■ STATED GOAL
In the records that follow, locate every line with "Arrives" and extract it.

■ Rows from a dataset
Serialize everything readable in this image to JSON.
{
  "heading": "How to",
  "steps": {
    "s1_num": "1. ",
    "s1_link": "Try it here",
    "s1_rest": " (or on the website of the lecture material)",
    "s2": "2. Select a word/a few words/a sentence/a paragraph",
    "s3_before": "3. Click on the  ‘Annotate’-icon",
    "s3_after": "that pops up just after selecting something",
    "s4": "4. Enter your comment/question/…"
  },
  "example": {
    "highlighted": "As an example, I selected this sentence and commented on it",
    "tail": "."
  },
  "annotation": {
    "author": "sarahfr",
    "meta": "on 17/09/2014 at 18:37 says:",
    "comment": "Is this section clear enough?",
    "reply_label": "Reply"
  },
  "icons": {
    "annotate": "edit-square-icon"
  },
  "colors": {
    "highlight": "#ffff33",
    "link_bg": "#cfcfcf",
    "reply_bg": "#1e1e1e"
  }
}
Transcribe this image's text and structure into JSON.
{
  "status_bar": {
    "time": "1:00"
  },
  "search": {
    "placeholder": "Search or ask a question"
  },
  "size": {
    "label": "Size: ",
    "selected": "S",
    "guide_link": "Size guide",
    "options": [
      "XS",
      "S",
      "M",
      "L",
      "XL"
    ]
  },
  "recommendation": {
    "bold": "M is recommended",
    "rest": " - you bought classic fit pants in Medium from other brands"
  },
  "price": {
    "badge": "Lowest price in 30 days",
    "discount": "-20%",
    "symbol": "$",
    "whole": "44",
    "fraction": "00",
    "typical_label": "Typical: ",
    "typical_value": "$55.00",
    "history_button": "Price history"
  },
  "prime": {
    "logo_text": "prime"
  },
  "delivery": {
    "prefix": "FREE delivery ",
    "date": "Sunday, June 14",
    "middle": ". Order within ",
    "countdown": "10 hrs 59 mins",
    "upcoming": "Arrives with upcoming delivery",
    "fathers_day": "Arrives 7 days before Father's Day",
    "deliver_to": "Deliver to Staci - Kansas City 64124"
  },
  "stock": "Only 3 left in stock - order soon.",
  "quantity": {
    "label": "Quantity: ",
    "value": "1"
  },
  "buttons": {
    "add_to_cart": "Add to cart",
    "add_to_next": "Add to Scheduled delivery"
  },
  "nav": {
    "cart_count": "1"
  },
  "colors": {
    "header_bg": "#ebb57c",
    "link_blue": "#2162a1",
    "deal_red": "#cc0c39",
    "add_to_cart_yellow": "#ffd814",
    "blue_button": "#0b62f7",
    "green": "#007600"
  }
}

■ OUTPUT BELOW
    "upcoming": "Arrives with upcoming delivery",
    "fathers_day": "Arrives 7 days before Father's Day",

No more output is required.